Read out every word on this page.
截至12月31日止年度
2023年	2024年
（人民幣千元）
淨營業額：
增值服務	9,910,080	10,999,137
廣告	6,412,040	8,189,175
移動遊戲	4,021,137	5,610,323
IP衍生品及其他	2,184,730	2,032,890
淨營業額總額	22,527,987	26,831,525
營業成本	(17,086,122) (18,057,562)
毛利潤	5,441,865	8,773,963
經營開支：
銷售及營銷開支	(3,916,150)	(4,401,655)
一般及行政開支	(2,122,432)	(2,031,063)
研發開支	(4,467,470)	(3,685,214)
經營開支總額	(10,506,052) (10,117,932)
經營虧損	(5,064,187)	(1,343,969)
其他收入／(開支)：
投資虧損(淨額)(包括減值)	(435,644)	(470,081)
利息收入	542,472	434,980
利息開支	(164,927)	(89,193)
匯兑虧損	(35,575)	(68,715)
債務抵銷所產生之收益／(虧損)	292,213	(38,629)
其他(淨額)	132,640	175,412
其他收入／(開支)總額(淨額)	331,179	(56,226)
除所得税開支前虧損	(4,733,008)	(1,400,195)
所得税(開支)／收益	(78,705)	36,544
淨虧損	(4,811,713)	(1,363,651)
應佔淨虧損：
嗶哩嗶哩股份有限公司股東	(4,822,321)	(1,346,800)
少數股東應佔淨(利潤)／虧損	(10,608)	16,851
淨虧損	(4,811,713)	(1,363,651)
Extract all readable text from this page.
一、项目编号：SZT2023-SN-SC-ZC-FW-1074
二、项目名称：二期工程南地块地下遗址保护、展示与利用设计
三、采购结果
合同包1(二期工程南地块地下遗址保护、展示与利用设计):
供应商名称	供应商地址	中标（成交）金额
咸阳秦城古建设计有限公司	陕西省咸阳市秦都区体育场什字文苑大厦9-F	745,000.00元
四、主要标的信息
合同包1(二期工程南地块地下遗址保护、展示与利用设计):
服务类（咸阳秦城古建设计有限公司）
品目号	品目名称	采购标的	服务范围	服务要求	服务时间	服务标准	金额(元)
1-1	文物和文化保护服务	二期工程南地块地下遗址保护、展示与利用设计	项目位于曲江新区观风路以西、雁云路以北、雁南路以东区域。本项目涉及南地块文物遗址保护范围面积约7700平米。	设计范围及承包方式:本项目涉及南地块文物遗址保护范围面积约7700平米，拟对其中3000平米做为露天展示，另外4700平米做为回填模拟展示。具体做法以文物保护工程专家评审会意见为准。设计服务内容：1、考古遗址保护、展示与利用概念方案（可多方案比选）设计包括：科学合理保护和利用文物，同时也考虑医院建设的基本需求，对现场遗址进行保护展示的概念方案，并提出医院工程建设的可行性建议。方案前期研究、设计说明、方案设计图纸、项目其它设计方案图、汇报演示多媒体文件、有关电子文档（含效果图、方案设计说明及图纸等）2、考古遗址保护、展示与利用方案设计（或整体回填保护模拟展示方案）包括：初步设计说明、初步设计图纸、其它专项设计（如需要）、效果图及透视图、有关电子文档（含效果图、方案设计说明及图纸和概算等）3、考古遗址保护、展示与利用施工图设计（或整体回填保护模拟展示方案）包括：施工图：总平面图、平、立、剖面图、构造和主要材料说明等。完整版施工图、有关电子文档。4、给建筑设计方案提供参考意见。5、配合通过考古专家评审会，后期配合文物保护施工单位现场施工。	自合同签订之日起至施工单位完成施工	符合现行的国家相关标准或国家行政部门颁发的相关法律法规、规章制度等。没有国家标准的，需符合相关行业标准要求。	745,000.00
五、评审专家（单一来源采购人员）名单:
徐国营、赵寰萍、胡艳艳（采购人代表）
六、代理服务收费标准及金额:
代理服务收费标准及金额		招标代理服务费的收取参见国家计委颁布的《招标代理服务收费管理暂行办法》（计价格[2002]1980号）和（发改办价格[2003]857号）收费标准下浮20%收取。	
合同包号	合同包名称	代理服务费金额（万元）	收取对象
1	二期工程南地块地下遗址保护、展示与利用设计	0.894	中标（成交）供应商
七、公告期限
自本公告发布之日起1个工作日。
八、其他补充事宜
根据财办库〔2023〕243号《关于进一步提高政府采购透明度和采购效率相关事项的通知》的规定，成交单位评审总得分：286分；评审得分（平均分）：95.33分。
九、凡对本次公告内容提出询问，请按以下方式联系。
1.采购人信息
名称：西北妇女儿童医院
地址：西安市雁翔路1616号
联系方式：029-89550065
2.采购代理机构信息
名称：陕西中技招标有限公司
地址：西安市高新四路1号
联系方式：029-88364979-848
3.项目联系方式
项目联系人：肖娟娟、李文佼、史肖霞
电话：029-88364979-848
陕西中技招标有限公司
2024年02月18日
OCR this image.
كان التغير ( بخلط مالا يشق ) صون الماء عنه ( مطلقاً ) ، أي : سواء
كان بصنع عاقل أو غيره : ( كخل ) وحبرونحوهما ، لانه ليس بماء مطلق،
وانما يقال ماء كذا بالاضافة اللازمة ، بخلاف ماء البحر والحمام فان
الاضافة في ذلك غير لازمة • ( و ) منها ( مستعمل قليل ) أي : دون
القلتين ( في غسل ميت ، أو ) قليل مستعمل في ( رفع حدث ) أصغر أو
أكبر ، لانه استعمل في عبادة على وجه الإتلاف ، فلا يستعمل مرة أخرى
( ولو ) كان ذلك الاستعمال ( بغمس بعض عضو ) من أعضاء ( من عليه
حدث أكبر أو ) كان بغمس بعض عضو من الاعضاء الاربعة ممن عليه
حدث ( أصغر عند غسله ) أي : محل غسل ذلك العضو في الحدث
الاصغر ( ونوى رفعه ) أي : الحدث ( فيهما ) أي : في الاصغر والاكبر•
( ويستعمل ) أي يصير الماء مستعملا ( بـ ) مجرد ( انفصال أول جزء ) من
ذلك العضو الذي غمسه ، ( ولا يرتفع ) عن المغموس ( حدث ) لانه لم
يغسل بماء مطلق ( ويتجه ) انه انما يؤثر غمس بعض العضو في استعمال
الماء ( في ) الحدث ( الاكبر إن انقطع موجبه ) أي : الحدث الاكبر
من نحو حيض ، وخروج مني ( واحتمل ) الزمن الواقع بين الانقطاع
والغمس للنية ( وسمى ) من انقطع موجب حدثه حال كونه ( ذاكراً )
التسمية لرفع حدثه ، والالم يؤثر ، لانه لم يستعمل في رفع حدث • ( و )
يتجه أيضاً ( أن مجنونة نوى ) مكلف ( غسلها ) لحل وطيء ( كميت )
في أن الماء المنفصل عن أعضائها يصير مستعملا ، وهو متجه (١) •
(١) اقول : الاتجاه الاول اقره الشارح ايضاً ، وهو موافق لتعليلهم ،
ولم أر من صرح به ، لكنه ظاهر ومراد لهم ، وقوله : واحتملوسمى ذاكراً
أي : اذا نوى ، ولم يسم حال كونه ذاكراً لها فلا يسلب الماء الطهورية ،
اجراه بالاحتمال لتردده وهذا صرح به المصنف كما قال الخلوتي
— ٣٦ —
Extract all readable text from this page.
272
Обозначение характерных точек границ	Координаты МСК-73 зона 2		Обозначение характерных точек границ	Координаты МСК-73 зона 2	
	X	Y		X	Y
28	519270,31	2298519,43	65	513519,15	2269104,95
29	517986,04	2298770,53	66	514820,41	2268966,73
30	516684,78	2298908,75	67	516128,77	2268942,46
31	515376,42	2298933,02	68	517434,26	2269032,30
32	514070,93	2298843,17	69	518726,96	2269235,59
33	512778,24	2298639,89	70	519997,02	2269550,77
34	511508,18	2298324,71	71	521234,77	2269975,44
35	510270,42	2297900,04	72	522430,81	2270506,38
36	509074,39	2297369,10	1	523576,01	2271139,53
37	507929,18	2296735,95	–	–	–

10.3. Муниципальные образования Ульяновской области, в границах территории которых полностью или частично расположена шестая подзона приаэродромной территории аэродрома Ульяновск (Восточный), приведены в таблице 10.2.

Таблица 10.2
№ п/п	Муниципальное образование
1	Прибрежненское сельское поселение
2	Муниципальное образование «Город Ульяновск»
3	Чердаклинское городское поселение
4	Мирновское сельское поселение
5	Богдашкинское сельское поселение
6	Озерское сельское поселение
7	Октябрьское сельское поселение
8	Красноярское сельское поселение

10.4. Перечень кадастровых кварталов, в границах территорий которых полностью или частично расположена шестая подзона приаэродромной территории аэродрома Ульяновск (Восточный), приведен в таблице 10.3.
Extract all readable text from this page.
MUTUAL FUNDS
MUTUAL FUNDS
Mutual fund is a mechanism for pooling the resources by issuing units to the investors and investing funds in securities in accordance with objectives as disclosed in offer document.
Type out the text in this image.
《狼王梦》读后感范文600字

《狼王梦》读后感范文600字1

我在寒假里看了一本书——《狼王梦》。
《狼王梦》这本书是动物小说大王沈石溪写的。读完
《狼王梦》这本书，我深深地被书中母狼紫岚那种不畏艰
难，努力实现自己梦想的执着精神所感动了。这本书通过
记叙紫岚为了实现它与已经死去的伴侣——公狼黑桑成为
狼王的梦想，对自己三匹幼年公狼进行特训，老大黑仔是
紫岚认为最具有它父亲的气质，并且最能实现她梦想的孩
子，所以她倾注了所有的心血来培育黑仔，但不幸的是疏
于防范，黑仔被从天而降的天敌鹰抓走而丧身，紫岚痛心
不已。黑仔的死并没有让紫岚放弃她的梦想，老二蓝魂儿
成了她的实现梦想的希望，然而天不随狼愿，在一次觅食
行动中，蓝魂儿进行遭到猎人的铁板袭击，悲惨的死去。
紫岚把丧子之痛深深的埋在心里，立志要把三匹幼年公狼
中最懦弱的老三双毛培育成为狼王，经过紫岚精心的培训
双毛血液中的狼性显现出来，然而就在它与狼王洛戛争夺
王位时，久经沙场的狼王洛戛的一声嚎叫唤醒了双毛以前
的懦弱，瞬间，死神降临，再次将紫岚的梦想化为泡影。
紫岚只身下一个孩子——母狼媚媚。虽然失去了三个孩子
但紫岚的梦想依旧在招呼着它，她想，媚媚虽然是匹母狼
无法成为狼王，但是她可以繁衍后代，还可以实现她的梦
------------------------------------------------------------
Extract each line from the entries above that contains the string "ذاكرا".

ANSWER TO THIS EXERCISE:
والغمس للنية ( وسمى ) من انقطع موجب حدثه حال كونه ( ذاكراً )
ولم أر من صرح به ، لكنه ظاهر ومراد لهم ، وقوله : واحتملوسمى ذاكراً
أي : اذا نوى ، ولم يسم حال كونه ذاكراً لها فلا يسلب الماء الطهورية ،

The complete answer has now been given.